[Given instruction]: Reproduce the data in its entirety, exactly as supplied.

#### Record set ####

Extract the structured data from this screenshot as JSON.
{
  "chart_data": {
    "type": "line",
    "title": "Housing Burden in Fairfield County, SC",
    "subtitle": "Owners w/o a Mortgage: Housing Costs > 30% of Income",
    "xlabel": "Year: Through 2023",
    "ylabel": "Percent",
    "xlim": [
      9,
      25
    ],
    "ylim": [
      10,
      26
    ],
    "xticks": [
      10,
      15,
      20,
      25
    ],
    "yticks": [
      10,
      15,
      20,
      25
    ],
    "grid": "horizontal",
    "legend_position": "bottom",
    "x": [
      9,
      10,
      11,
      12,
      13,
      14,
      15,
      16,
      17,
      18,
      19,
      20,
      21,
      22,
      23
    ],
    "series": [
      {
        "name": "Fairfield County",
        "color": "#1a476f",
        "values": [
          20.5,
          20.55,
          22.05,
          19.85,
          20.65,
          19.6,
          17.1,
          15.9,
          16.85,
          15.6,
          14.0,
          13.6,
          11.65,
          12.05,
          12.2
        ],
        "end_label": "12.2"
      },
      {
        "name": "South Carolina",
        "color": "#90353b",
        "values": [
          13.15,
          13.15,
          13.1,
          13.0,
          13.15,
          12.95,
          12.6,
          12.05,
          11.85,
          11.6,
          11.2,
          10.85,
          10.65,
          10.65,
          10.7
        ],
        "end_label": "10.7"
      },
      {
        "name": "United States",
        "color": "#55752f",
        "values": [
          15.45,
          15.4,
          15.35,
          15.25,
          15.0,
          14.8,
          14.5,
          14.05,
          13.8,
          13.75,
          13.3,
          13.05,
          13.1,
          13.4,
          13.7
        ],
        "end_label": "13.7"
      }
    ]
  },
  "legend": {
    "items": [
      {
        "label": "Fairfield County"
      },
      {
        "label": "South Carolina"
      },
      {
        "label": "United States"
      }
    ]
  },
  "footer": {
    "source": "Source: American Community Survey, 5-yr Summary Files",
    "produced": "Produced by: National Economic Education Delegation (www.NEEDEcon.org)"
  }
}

####

[Full solution]:
Extract the structured data from this screenshot as JSON.
{
  "chart_data": {
    "type": "line",
    "title": "Housing Burden in Fairfield County, SC",
    "subtitle": "Owners w/o a Mortgage: Housing Costs > 30% of Income",
    "xlabel": "Year: Through 2023",
    "ylabel": "Percent",
    "xlim": [
      9,
      25
    ],
    "ylim": [
      10,
      26
    ],
    "xticks": [
      10,
      15,
      20,
      25
    ],
    "yticks": [
      10,
      15,
      20,
      25
    ],
    "grid": "horizontal",
    "legend_position": "bottom",
    "x": [
      9,
      10,
      11,
      12,
      13,
      14,
      15,
      16,
      17,
      18,
      19,
      20,
      21,
      22,
      23
    ],
    "series": [
      {
        "name": "Fairfield County",
        "color": "#1a476f",
        "values": [
          20.5,
          20.55,
          22.05,
          19.85,
          20.65,
          19.6,
          17.1,
          15.9,
          16.85,
          15.6,
          14.0,
          13.6,
          11.65,
          12.05,
          12.2
        ],
        "end_label": "12.2"
      },
      {
        "name": "South Carolina",
        "color": "#90353b",
        "values": [
          13.15,
          13.15,
          13.1,
          13.0,
          13.15,
          12.95,
          12.6,
          12.05,
          11.85,
          11.6,
          11.2,
          10.85,
          10.65,
          10.65,
          10.7
        ],
        "end_label": "10.7"
      },
      {
        "name": "United States",
        "color": "#55752f",
        "values": [
          15.45,
          15.4,
          15.35,
          15.25,
          15.0,
          14.8,
          14.5,
          14.05,
          13.8,
          13.75,
          13.3,
          13.05,
          13.1,
          13.4,
          13.7
        ],
        "end_label": "13.7"
      }
    ]
  },
  "legend": {
    "items": [
      {
        "label": "Fairfield County"
      },
      {
        "label": "South Carolina"
      },
      {
        "label": "United States"
      }
    ]
  },
  "footer": {
    "source": "Source: American Community Survey, 5-yr Summary Files",
    "produced": "Produced by: National Economic Education Delegation (www.NEEDEcon.org)"
  }
}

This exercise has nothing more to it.